PROBLEM DETAILS:
Give every line of the data again, unchanged, but with no pictures.
# Start of ENTRIES SHOWN
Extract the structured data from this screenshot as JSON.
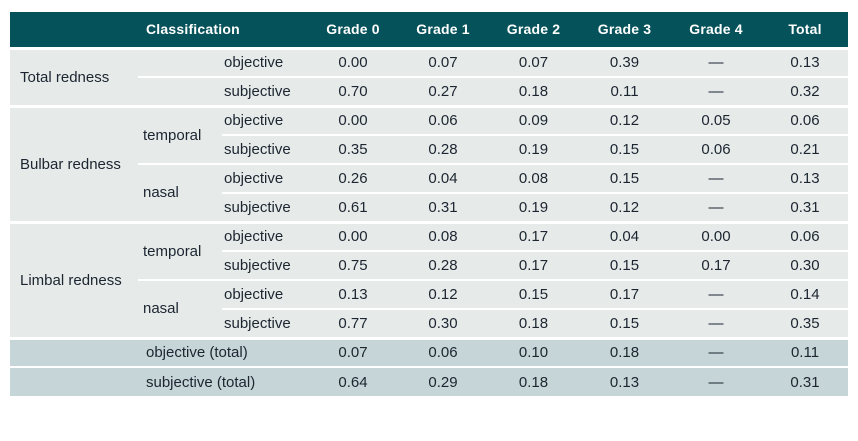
{
  "table": {
    "header": {
      "corner": "",
      "classification": "Classification",
      "grades": [
        "Grade 0",
        "Grade 1",
        "Grade 2",
        "Grade 3",
        "Grade 4",
        "Total"
      ]
    },
    "groups": [
      {
        "name": "Total redness",
        "subgroups": [
          {
            "region": "",
            "rows": [
              {
                "method": "objective",
                "values": [
                  "0.00",
                  "0.07",
                  "0.07",
                  "0.39",
                  "—",
                  "0.13"
                ]
              },
              {
                "method": "subjective",
                "values": [
                  "0.70",
                  "0.27",
                  "0.18",
                  "0.11",
                  "—",
                  "0.32"
                ]
              }
            ]
          }
        ]
      },
      {
        "name": "Bulbar redness",
        "subgroups": [
          {
            "region": "temporal",
            "rows": [
              {
                "method": "objective",
                "values": [
                  "0.00",
                  "0.06",
                  "0.09",
                  "0.12",
                  "0.05",
                  "0.06"
                ]
              },
              {
                "method": "subjective",
                "values": [
                  "0.35",
                  "0.28",
                  "0.19",
                  "0.15",
                  "0.06",
                  "0.21"
                ]
              }
            ]
          },
          {
            "region": "nasal",
            "rows": [
              {
                "method": "objective",
                "values": [
                  "0.26",
                  "0.04",
                  "0.08",
                  "0.15",
                  "—",
                  "0.13"
                ]
              },
              {
                "method": "subjective",
                "values": [
                  "0.61",
                  "0.31",
                  "0.19",
                  "0.12",
                  "—",
                  "0.31"
                ]
              }
            ]
          }
        ]
      },
      {
        "name": "Limbal redness",
        "subgroups": [
          {
            "region": "temporal",
            "rows": [
              {
                "method": "objective",
                "values": [
                  "0.00",
                  "0.08",
                  "0.17",
                  "0.04",
                  "0.00",
                  "0.06"
                ]
              },
              {
                "method": "subjective",
                "values": [
                  "0.75",
                  "0.28",
                  "0.17",
                  "0.15",
                  "0.17",
                  "0.30"
                ]
              }
            ]
          },
          {
            "region": "nasal",
            "rows": [
              {
                "method": "objective",
                "values": [
                  "0.13",
                  "0.12",
                  "0.15",
                  "0.17",
                  "—",
                  "0.14"
                ]
              },
              {
                "method": "subjective",
                "values": [
                  "0.77",
                  "0.30",
                  "0.18",
                  "0.15",
                  "—",
                  "0.35"
                ]
              }
            ]
          }
        ]
      }
    ],
    "footer": [
      {
        "label": "objective (total)",
        "values": [
          "0.07",
          "0.06",
          "0.10",
          "0.18",
          "—",
          "0.11"
        ]
      },
      {
        "label": "subjective (total)",
        "values": [
          "0.64",
          "0.29",
          "0.18",
          "0.13",
          "—",
          "0.31"
        ]
      }
    ]
  },
  "colors": {
    "header_bg": "#05525a",
    "row_bg": "#e6ebea",
    "footer_bg": "#c6d5d7",
    "text": "#1c2530",
    "header_text": "#ffffff",
    "separator": "#ffffff"
  },
  "chart_data": {
    "type": "table",
    "columns": [
      "",
      "Classification",
      "",
      "Grade 0",
      "Grade 1",
      "Grade 2",
      "Grade 3",
      "Grade 4",
      "Total"
    ],
    "rows": [
      [
        "Total redness",
        "",
        "objective",
        "0.00",
        "0.07",
        "0.07",
        "0.39",
        "—",
        "0.13"
      ],
      [
        "",
        "",
        "subjective",
        "0.70",
        "0.27",
        "0.18",
        "0.11",
        "—",
        "0.32"
      ],
      [
        "Bulbar redness",
        "temporal",
        "objective",
        "0.00",
        "0.06",
        "0.09",
        "0.12",
        "0.05",
        "0.06"
      ],
      [
        "",
        "",
        "subjective",
        "0.35",
        "0.28",
        "0.19",
        "0.15",
        "0.06",
        "0.21"
      ],
      [
        "",
        "nasal",
        "objective",
        "0.26",
        "0.04",
        "0.08",
        "0.15",
        "—",
        "0.13"
      ],
      [
        "",
        "",
        "subjective",
        "0.61",
        "0.31",
        "0.19",
        "0.12",
        "—",
        "0.31"
      ],
      [
        "Limbal redness",
        "temporal",
        "objective",
        "0.00",
        "0.08",
        "0.17",
        "0.04",
        "0.00",
        "0.06"
      ],
      [
        "",
        "",
        "subjective",
        "0.75",
        "0.28",
        "0.17",
        "0.15",
        "0.17",
        "0.30"
      ],
      [
        "",
        "nasal",
        "objective",
        "0.13",
        "0.12",
        "0.15",
        "0.17",
        "—",
        "0.14"
      ],
      [
        "",
        "",
        "subjective",
        "0.77",
        "0.30",
        "0.18",
        "0.15",
        "—",
        "0.35"
      ],
      [
        "",
        "objective (total)",
        "",
        "0.07",
        "0.06",
        "0.10",
        "0.18",
        "—",
        "0.11"
      ],
      [
        "",
        "subjective (total)",
        "",
        "0.64",
        "0.29",
        "0.18",
        "0.13",
        "—",
        "0.31"
      ]
    ]
  }
}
# End of ENTRIES SHOWN
EXPECTED ANSWER:
Extract the structured data from this screenshot as JSON.
{
  "table": {
    "header": {
      "corner": "",
      "classification": "Classification",
      "grades": [
        "Grade 0",
        "Grade 1",
        "Grade 2",
        "Grade 3",
        "Grade 4",
        "Total"
      ]
    },
    "groups": [
      {
        "name": "Total redness",
        "subgroups": [
          {
            "region": "",
            "rows": [
              {
                "method": "objective",
                "values": [
                  "0.00",
                  "0.07",
                  "0.07",
                  "0.39",
                  "—",
                  "0.13"
                ]
              },
              {
                "method": "subjective",
                "values": [
                  "0.70",
                  "0.27",
                  "0.18",
                  "0.11",
                  "—",
                  "0.32"
                ]
              }
            ]
          }
        ]
      },
      {
        "name": "Bulbar redness",
        "subgroups": [
          {
            "region": "temporal",
            "rows": [
              {
                "method": "objective",
                "values": [
                  "0.00",
                  "0.06",
                  "0.09",
                  "0.12",
                  "0.05",
                  "0.06"
                ]
              },
              {
                "method": "subjective",
                "values": [
                  "0.35",
                  "0.28",
                  "0.19",
                  "0.15",
                  "0.06",
                  "0.21"
                ]
              }
            ]
          },
          {
            "region": "nasal",
            "rows": [
              {
                "method": "objective",
                "values": [
                  "0.26",
                  "0.04",
                  "0.08",
                  "0.15",
                  "—",
                  "0.13"
                ]
              },
              {
                "method": "subjective",
                "values": [
                  "0.61",
                  "0.31",
                  "0.19",
                  "0.12",
                  "—",
                  "0.31"
                ]
              }
            ]
          }
        ]
      },
      {
        "name": "Limbal redness",
        "subgroups": [
          {
            "region": "temporal",
            "rows": [
              {
                "method": "objective",
                "values": [
                  "0.00",
                  "0.08",
                  "0.17",
                  "0.04",
                  "0.00",
                  "0.06"
                ]
              },
              {
                "method": "subjective",
                "values": [
                  "0.75",
                  "0.28",
                  "0.17",
                  "0.15",
                  "0.17",
                  "0.30"
                ]
              }
            ]
          },
          {
            "region": "nasal",
            "rows": [
              {
                "method": "objective",
                "values": [
                  "0.13",
                  "0.12",
                  "0.15",
                  "0.17",
                  "—",
                  "0.14"
                ]
              },
              {
                "method": "subjective",
                "values": [
                  "0.77",
                  "0.30",
                  "0.18",
                  "0.15",
                  "—",
                  "0.35"
                ]
              }
            ]
          }
        ]
      }
    ],
    "footer": [
      {
        "label": "objective (total)",
        "values": [
          "0.07",
          "0.06",
          "0.10",
          "0.18",
          "—",
          "0.11"
        ]
      },
      {
        "label": "subjective (total)",
        "values": [
          "0.64",
          "0.29",
          "0.18",
          "0.13",
          "—",
          "0.31"
        ]
      }
    ]
  },
  "colors": {
    "header_bg": "#05525a",
    "row_bg": "#e6ebea",
    "footer_bg": "#c6d5d7",
    "text": "#1c2530",
    "header_text": "#ffffff",
    "separator": "#ffffff"
  },
  "chart_data": {
    "type": "table",
    "columns": [
      "",
      "Classification",
      "",
      "Grade 0",
      "Grade 1",
      "Grade 2",
      "Grade 3",
      "Grade 4",
      "Total"
    ],
    "rows": [
      [
        "Total redness",
        "",
        "objective",
        "0.00",
        "0.07",
        "0.07",
        "0.39",
        "—",
        "0.13"
      ],
      [
        "",
        "",
        "subjective",
        "0.70",
        "0.27",
        "0.18",
        "0.11",
        "—",
        "0.32"
      ],
      [
        "Bulbar redness",
        "temporal",
        "objective",
        "0.00",
        "0.06",
        "0.09",
        "0.12",
        "0.05",
        "0.06"
      ],
      [
        "",
        "",
        "subjective",
        "0.35",
        "0.28",
        "0.19",
        "0.15",
        "0.06",
        "0.21"
      ],
      [
        "",
        "nasal",
        "objective",
        "0.26",
        "0.04",
        "0.08",
        "0.15",
        "—",
        "0.13"
      ],
      [
        "",
        "",
        "subjective",
        "0.61",
        "0.31",
        "0.19",
        "0.12",
        "—",
        "0.31"
      ],
      [
        "Limbal redness",
        "temporal",
        "objective",
        "0.00",
        "0.08",
        "0.17",
        "0.04",
        "0.00",
        "0.06"
      ],
      [
        "",
        "",
        "subjective",
        "0.75",
        "0.28",
        "0.17",
        "0.15",
        "0.17",
        "0.30"
      ],
      [
        "",
        "nasal",
        "objective",
        "0.13",
        "0.12",
        "0.15",
        "0.17",
        "—",
        "0.14"
      ],
      [
        "",
        "",
        "subjective",
        "0.77",
        "0.30",
        "0.18",
        "0.15",
        "—",
        "0.35"
      ],
      [
        "",
        "objective (total)",
        "",
        "0.07",
        "0.06",
        "0.10",
        "0.18",
        "—",
        "0.11"
      ],
      [
        "",
        "subjective (total)",
        "",
        "0.64",
        "0.29",
        "0.18",
        "0.13",
        "—",
        "0.31"
      ]
    ]
  }
}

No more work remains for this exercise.